Determine how many lines include the string "Microsoft". Output that number only.
begin STORED ROWS
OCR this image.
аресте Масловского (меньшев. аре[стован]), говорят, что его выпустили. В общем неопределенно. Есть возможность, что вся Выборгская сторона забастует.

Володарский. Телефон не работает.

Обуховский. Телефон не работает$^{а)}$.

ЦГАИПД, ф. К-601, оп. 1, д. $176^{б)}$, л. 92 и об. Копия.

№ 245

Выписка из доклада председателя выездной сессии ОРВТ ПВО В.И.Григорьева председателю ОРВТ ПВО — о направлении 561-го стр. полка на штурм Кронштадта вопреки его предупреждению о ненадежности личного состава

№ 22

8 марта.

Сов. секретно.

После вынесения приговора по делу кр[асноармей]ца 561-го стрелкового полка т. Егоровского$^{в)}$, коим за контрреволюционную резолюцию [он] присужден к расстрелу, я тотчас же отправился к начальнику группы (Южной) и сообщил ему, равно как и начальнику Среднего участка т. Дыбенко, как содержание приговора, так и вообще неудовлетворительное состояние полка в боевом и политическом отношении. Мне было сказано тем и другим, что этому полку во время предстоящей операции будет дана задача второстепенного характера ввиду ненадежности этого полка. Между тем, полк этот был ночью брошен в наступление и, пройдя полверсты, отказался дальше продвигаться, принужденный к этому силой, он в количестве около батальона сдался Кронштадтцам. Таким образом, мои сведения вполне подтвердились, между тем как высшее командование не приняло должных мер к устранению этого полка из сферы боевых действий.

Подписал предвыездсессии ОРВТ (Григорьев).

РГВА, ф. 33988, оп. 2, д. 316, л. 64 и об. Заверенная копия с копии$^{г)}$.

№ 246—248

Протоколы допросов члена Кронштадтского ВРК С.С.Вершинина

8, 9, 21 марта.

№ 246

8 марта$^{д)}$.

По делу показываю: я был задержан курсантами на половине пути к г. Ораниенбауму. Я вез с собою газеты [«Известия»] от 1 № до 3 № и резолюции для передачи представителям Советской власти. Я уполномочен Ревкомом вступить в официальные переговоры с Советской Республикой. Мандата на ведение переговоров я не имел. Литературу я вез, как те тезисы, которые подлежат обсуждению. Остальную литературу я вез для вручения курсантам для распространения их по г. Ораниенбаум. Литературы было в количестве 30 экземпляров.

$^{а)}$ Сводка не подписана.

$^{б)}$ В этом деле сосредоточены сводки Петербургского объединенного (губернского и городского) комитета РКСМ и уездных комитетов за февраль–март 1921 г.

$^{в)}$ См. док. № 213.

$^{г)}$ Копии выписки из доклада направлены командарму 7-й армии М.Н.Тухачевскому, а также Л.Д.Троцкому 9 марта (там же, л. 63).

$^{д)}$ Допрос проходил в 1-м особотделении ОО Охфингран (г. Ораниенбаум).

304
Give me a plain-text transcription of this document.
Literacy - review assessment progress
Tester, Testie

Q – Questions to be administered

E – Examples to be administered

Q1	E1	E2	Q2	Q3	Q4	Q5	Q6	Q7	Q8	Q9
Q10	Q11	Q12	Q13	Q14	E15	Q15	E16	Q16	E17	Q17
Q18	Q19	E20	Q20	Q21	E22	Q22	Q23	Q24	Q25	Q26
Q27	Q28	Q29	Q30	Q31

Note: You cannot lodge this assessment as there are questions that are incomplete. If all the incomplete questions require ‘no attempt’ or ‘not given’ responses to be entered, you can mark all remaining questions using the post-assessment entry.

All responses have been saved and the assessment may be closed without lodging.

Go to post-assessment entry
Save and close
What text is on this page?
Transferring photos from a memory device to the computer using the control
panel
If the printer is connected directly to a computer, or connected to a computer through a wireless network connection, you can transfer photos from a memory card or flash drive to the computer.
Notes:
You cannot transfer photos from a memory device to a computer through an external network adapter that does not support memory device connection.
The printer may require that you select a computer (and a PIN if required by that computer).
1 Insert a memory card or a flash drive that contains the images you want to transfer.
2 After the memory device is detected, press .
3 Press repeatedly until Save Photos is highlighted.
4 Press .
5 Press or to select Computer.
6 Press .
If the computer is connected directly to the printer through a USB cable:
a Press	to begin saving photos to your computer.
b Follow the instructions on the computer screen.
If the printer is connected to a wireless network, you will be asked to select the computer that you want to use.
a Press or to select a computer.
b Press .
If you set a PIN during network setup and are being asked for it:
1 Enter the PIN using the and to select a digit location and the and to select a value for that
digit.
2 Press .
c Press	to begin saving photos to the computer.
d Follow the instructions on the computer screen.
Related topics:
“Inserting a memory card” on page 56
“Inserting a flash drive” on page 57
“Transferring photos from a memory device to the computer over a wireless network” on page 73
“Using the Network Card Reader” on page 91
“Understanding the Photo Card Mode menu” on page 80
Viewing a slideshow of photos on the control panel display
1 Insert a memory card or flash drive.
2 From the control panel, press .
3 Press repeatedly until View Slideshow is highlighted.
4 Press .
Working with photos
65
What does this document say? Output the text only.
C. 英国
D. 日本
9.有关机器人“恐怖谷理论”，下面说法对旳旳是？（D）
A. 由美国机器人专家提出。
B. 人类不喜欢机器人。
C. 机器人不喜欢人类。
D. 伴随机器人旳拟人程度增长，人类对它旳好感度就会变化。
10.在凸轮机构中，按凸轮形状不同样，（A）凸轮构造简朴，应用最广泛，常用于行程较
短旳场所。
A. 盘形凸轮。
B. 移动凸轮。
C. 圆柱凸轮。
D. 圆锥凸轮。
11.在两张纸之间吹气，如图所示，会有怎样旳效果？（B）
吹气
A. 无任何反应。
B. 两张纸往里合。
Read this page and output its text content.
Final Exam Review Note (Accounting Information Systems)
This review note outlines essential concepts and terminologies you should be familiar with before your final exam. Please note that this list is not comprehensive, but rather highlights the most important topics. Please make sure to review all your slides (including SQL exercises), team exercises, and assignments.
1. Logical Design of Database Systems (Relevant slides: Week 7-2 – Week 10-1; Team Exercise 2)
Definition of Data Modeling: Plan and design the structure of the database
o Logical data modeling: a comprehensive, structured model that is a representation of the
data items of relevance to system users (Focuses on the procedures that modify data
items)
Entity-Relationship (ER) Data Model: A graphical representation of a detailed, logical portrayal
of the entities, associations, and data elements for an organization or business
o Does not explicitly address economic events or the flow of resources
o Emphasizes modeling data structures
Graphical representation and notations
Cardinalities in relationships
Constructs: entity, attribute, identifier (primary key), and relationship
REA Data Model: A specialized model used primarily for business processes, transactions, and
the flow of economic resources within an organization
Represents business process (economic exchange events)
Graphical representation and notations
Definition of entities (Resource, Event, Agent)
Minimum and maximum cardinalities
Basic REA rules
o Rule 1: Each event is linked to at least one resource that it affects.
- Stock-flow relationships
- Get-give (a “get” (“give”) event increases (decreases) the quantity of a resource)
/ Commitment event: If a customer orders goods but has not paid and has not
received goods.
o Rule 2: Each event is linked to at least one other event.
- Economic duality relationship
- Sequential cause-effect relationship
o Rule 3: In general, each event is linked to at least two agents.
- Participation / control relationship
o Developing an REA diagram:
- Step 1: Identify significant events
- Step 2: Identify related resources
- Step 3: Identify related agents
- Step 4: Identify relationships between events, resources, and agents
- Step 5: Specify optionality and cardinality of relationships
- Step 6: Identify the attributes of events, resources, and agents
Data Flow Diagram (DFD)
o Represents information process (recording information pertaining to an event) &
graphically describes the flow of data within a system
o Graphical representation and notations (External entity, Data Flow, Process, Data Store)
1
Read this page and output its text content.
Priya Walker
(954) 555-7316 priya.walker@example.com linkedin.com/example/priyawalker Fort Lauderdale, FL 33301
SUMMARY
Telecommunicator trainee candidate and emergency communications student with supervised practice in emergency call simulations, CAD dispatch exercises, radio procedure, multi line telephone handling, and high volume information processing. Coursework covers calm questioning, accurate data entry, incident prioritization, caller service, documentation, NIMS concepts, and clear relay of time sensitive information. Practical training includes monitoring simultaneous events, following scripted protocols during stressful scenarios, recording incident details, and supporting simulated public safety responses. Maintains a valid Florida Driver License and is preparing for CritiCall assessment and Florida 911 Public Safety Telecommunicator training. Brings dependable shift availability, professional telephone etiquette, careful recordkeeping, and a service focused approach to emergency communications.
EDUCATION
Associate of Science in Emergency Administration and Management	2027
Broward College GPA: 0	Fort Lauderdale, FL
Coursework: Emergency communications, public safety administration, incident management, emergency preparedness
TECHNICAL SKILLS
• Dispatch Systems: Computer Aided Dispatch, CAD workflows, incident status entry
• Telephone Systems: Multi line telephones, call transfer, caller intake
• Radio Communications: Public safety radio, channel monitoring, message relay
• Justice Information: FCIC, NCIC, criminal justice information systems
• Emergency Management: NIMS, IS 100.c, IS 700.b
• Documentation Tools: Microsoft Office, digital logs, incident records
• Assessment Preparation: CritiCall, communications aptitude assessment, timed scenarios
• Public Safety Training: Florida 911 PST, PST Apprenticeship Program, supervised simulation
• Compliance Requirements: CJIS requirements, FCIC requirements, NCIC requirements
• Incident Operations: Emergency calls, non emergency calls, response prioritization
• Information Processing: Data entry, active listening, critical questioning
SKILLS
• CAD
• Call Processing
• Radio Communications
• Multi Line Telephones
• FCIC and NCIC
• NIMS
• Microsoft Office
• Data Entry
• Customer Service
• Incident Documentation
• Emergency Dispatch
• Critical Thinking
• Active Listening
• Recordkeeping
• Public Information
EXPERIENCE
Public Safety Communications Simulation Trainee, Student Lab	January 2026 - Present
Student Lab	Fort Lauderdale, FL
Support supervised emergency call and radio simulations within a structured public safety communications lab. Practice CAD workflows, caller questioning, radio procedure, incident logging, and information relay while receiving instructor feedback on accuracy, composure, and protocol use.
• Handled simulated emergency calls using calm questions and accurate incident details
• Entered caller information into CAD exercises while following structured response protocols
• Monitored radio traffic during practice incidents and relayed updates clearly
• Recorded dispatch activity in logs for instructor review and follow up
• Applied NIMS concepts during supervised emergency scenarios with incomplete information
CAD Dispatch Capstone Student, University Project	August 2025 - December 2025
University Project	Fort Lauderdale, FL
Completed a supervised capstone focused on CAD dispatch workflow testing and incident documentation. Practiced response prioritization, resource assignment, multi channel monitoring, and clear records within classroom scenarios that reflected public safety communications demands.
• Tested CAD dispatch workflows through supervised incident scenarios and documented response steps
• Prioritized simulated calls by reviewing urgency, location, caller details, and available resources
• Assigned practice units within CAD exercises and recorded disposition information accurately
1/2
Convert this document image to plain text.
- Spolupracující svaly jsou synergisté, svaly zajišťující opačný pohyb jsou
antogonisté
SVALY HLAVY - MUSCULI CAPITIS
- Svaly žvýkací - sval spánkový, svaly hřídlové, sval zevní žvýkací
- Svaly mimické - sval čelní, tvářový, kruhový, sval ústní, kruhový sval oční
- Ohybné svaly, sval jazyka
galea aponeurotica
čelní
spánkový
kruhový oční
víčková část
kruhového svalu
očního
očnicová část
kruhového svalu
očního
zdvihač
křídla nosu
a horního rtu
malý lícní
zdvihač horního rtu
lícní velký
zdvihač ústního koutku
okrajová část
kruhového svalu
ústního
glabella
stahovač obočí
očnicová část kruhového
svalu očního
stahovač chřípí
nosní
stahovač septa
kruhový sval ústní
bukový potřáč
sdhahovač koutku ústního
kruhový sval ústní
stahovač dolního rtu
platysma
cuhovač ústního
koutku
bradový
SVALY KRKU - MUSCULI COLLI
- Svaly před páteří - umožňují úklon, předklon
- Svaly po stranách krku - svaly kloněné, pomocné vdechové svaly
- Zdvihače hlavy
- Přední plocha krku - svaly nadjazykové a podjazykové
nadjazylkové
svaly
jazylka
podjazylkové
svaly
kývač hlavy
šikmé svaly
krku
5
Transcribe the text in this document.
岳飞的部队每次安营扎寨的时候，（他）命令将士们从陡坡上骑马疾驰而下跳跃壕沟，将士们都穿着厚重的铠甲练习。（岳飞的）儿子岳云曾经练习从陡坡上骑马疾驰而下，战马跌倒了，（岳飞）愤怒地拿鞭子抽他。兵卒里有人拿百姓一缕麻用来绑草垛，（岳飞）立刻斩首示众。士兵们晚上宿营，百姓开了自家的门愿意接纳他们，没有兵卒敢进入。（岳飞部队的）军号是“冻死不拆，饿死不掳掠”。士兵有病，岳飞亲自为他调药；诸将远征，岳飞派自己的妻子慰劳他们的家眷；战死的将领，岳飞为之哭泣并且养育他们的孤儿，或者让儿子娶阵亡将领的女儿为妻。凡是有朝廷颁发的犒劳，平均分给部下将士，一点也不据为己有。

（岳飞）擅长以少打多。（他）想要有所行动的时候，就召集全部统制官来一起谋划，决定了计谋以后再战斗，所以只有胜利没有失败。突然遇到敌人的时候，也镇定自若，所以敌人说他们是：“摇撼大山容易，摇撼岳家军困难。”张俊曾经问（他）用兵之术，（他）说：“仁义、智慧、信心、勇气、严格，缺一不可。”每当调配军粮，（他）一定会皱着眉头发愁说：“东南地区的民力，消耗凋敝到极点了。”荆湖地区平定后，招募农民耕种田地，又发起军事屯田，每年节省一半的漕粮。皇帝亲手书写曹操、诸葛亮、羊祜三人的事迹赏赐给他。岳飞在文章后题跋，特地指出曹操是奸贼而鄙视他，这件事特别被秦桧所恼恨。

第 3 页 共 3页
end STORED ROWS
[THE ANSWER]: 2